## REQUIREMENTS
Reproduce the records below in their entirety, character for character.

─── DATA SHOWN ───

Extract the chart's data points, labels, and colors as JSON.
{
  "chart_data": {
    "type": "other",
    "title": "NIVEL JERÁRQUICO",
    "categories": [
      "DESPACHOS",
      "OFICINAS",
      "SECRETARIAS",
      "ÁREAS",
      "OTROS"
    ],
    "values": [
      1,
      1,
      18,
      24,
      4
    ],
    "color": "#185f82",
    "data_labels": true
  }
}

───

## SOLUTION FOR THIS TASK
Extract the chart's data points, labels, and colors as JSON.
{
  "chart_data": {
    "type": "other",
    "title": "NIVEL JERÁRQUICO",
    "categories": [
      "DESPACHOS",
      "OFICINAS",
      "SECRETARIAS",
      "ÁREAS",
      "OTROS"
    ],
    "values": [
      1,
      1,
      18,
      24,
      4
    ],
    "color": "#185f82",
    "data_labels": true
  }
}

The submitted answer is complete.